*Short task*: Omit every picture and write out the rest of the records exactly.

A block of data
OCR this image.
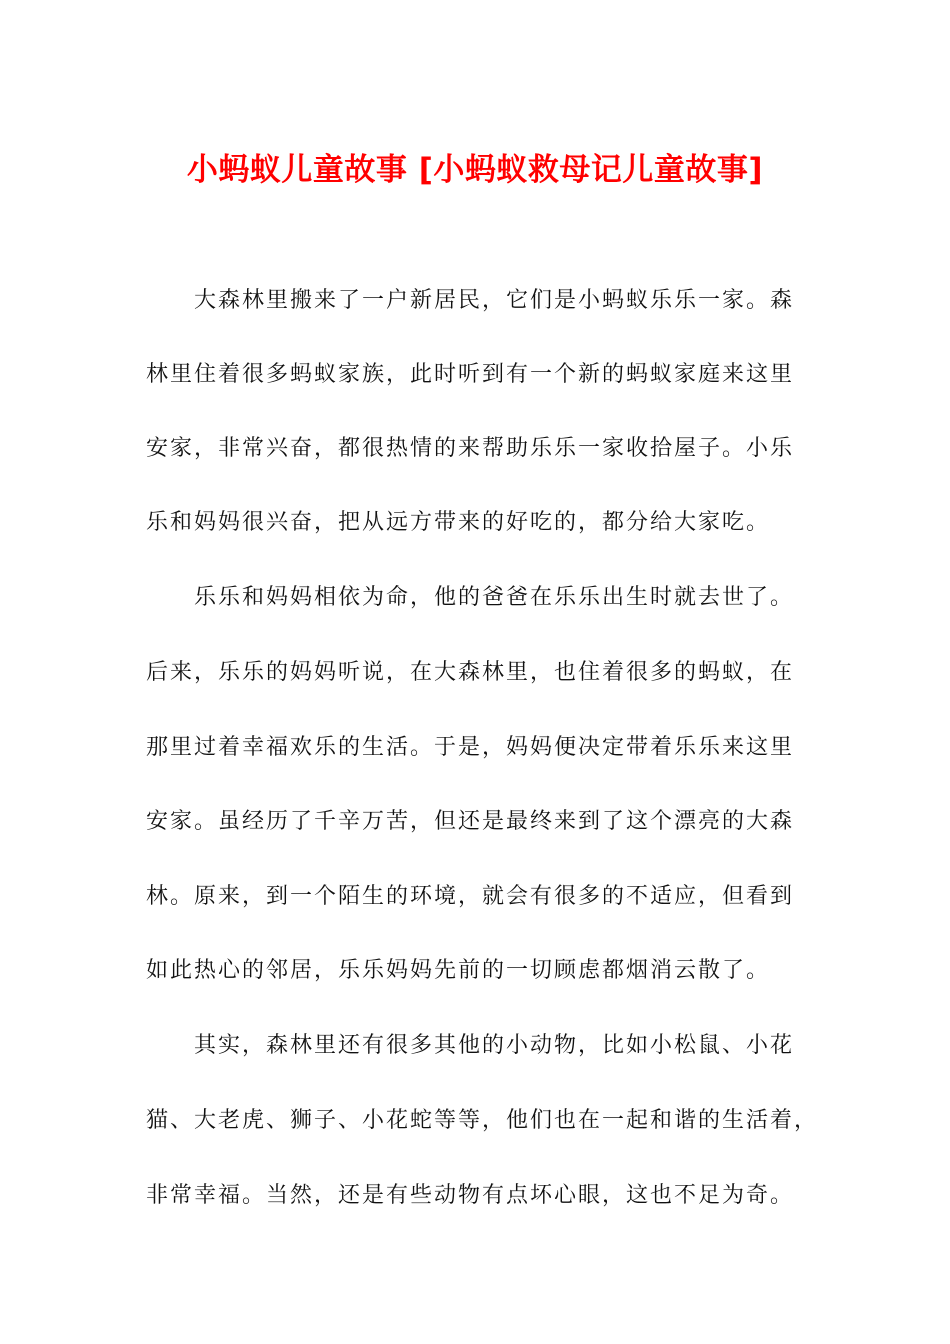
小蚂蚁儿童故事 [小蚂蚁救母记儿童故事]
大森林里搬来了一户新居民，它们是小蚂蚁乐乐一家。森
林里住着很多蚂蚁家族，此时听到有一个新的蚂蚁家庭来这里
安家，非常兴奋，都很热情的来帮助乐乐一家收拾屋子。小乐
乐和妈妈很兴奋，把从远方带来的好吃的，都分给大家吃。
乐乐和妈妈相依为命，他的爸爸在乐乐出生时就去世了。
后来，乐乐的妈妈听说，在大森林里，也住着很多的蚂蚁，在
那里过着幸福欢乐的生活。于是，妈妈便决定带着乐乐来这里
安家。虽经历了千辛万苦，但还是最终来到了这个漂亮的大森
林。原来，到一个陌生的环境，就会有很多的不适应，但看到
如此热心的邻居，乐乐妈妈先前的一切顾虑都烟消云散了。
其实，森林里还有很多其他的小动物，比如小松鼠、小花
猫、大老虎、狮子、小花蛇等等，他们也在一起和谐的生活着，
非常幸福。当然，还是有些动物有点坏心眼，这也不足为奇。
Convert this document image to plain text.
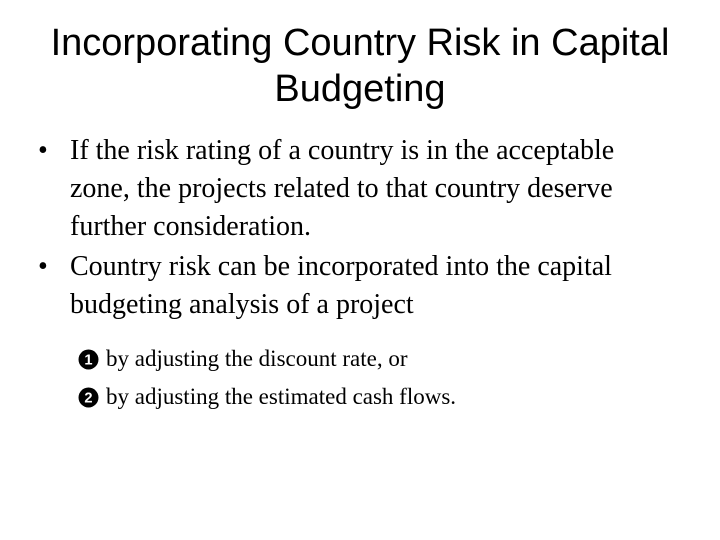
Incorporating Country Risk in Capital Budgeting
• If the risk rating of a country is in the acceptable zone, the projects related to that country deserve further consideration.
• Country risk can be incorporated into the capital budgeting analysis of a project
1 by adjusting the discount rate, or
2 by adjusting the estimated cash flows.
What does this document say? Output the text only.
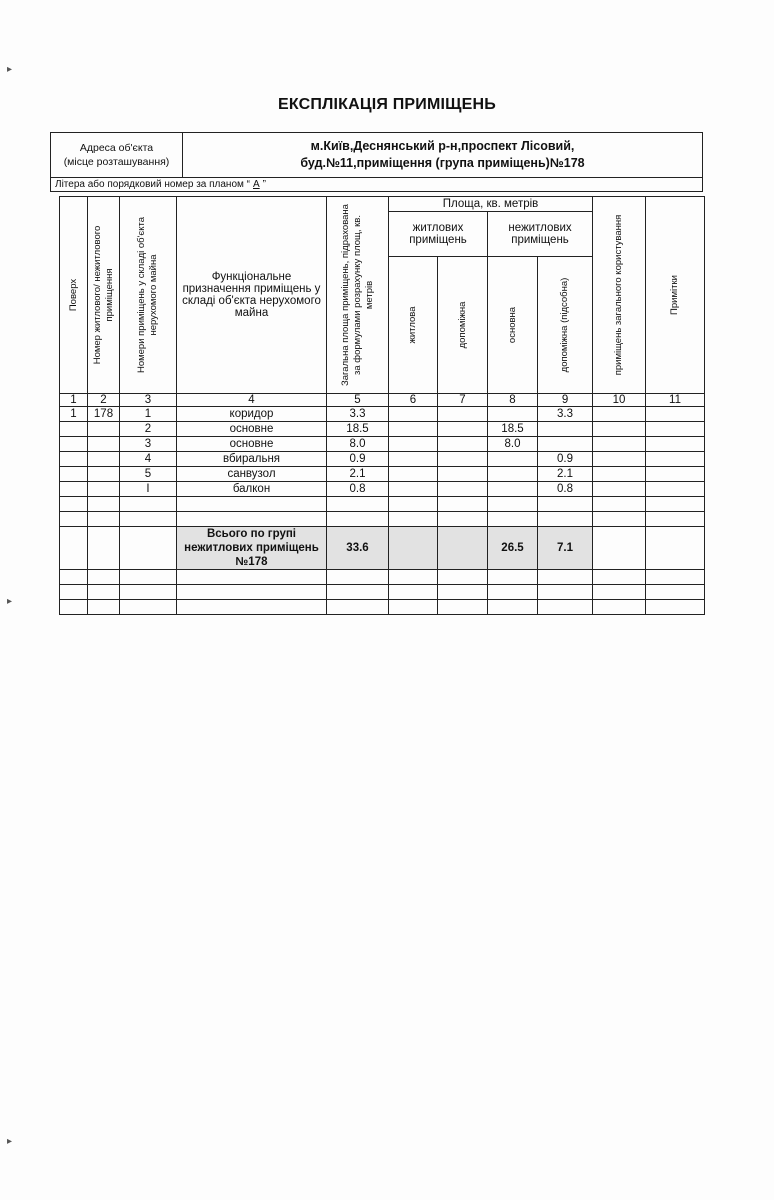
▸
▸
▸
ЕКСПЛІКАЦІЯ ПРИМІЩЕНЬ
Адреса об'єкта
(місце розташування)
м.Київ,Деснянський р-н,проспект Лісовий,
буд.№11,приміщення (група приміщень)№178
Літера або порядковий номер за планом “ А ”
Поверх	Номер житлового/ нежитлового приміщення	Номери приміщень у складі об'єкта нерухомого майна	Функціональне призначення приміщень у складі об'єкта нерухомого майна	Загальна площа приміщень, підрахована за формулами розрахунку площ, кв. метрів	Площа, кв. метрів				приміщень загального користування	Примітки

					житлових приміщень		нежитлових приміщень			

					житлова	допоміжна	основна	допоміжна (підсобна)		

1	2	3	4	5	6	7	8	9	10	11
1	178	1	коридор	3.3				3.3		
		2	основне	18.5			18.5			
		3	основне	8.0			8.0			
		4	вбиральня	0.9				0.9		
		5	санвузол	2.1				2.1		
		I	балкон	0.8				0.8		

			Всього по групі
нежитлових приміщень
№178	33.6			26.5	7.1		
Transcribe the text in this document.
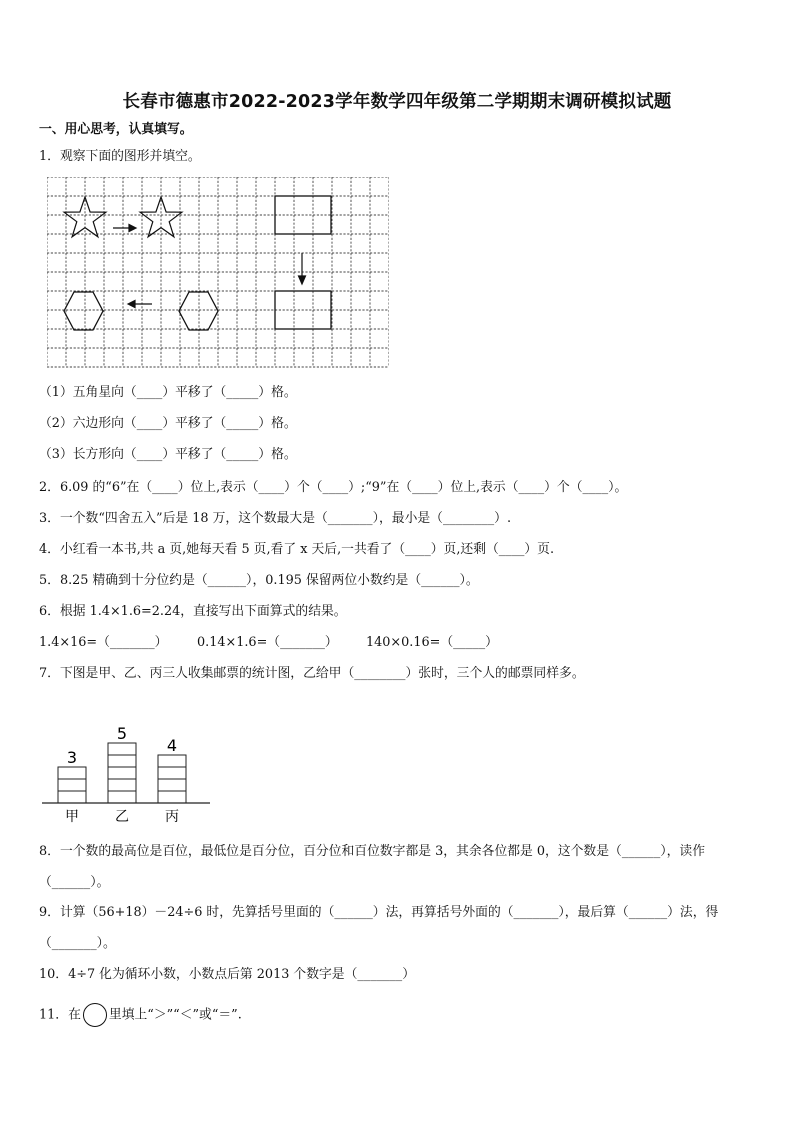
长春市德惠市2022-2023学年数学四年级第二学期期末调研模拟试题
一、用心思考，认真填写。
1．观察下面的图形并填空。
（1）五角星向（____）平移了（_____）格。
（2）六边形向（____）平移了（_____）格。
（3）长方形向（____）平移了（_____）格。
2．6.09 的“6”在（____）位上,表示（____）个（____）;“9”在（____）位上,表示（____）个（____）。
3．一个数“四舍五入”后是 18 万，这个数最大是（_______），最小是（________）.
4．小红看一本书,共 a 页,她每天看 5 页,看了 x 天后,一共看了（____）页,还剩（____）页.
5．8.25 精确到十分位约是（______），0.195 保留两位小数约是（______）。
6．根据 1.4×1.6=2.24，直接写出下面算式的结果。
1.4×16=（_______） 0.14×1.6=（_______） 140×0.16=（_____）
7．下图是甲、乙、丙三人收集邮票的统计图，乙给甲（________）张时，三个人的邮票同样多。
3
甲
5
乙
4
丙
8．一个数的最高位是百位，最低位是百分位，百分位和百位数字都是 3，其余各位都是 0，这个数是（______），读作（______）。
9．计算（56+18）－24÷6 时，先算括号里面的（______）法，再算括号外面的（_______），最后算（______）法，得（_______）。
10．4÷7 化为循环小数，小数点后第 2013 个数字是（_______）
11．在 里填上“＞”“＜”或“＝”.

*Exercise solution*:
OCR this image.
小蚂蚁儿童故事 [小蚂蚁救母记儿童故事]
大森林里搬来了一户新居民，它们是小蚂蚁乐乐一家。森
林里住着很多蚂蚁家族，此时听到有一个新的蚂蚁家庭来这里
安家，非常兴奋，都很热情的来帮助乐乐一家收拾屋子。小乐
乐和妈妈很兴奋，把从远方带来的好吃的，都分给大家吃。
乐乐和妈妈相依为命，他的爸爸在乐乐出生时就去世了。
后来，乐乐的妈妈听说，在大森林里，也住着很多的蚂蚁，在
那里过着幸福欢乐的生活。于是，妈妈便决定带着乐乐来这里
安家。虽经历了千辛万苦，但还是最终来到了这个漂亮的大森
林。原来，到一个陌生的环境，就会有很多的不适应，但看到
如此热心的邻居，乐乐妈妈先前的一切顾虑都烟消云散了。
其实，森林里还有很多其他的小动物，比如小松鼠、小花
猫、大老虎、狮子、小花蛇等等，他们也在一起和谐的生活着，
非常幸福。当然，还是有些动物有点坏心眼，这也不足为奇。
Convert this document image to plain text.
Incorporating Country Risk in Capital Budgeting
• If the risk rating of a country is in the acceptable zone, the projects related to that country deserve further consideration.
• Country risk can be incorporated into the capital budgeting analysis of a project
1 by adjusting the discount rate, or
2 by adjusting the estimated cash flows.
What does this document say? Output the text only.
▸
▸
▸
ЕКСПЛІКАЦІЯ ПРИМІЩЕНЬ
Адреса об'єкта
(місце розташування)
м.Київ,Деснянський р-н,проспект Лісовий,
буд.№11,приміщення (група приміщень)№178
Літера або порядковий номер за планом “ А ”
Поверх	Номер житлового/ нежитлового приміщення	Номери приміщень у складі об'єкта нерухомого майна	Функціональне призначення приміщень у складі об'єкта нерухомого майна	Загальна площа приміщень, підрахована за формулами розрахунку площ, кв. метрів	Площа, кв. метрів				приміщень загального користування	Примітки

					житлових приміщень		нежитлових приміщень			

					житлова	допоміжна	основна	допоміжна (підсобна)		

1	2	3	4	5	6	7	8	9	10	11
1	178	1	коридор	3.3				3.3		
		2	основне	18.5			18.5			
		3	основне	8.0			8.0			
		4	вбиральня	0.9				0.9		
		5	санвузол	2.1				2.1		
		I	балкон	0.8				0.8		

			Всього по групі
нежитлових приміщень
№178	33.6			26.5	7.1		
Transcribe the text in this document.
长春市德惠市2022-2023学年数学四年级第二学期期末调研模拟试题
一、用心思考，认真填写。
1．观察下面的图形并填空。
（1）五角星向（____）平移了（_____）格。
（2）六边形向（____）平移了（_____）格。
（3）长方形向（____）平移了（_____）格。
2．6.09 的“6”在（____）位上,表示（____）个（____）;“9”在（____）位上,表示（____）个（____）。
3．一个数“四舍五入”后是 18 万，这个数最大是（_______），最小是（________）.
4．小红看一本书,共 a 页,她每天看 5 页,看了 x 天后,一共看了（____）页,还剩（____）页.
5．8.25 精确到十分位约是（______），0.195 保留两位小数约是（______）。
6．根据 1.4×1.6=2.24，直接写出下面算式的结果。
1.4×16=（_______） 0.14×1.6=（_______） 140×0.16=（_____）
7．下图是甲、乙、丙三人收集邮票的统计图，乙给甲（________）张时，三个人的邮票同样多。
3
甲
5
乙
4
丙
8．一个数的最高位是百位，最低位是百分位，百分位和百位数字都是 3，其余各位都是 0，这个数是（______），读作（______）。
9．计算（56+18）－24÷6 时，先算括号里面的（______）法，再算括号外面的（_______），最后算（______）法，得（_______）。
10．4÷7 化为循环小数，小数点后第 2013 个数字是（_______）
11．在 里填上“＞”“＜”或“＝”.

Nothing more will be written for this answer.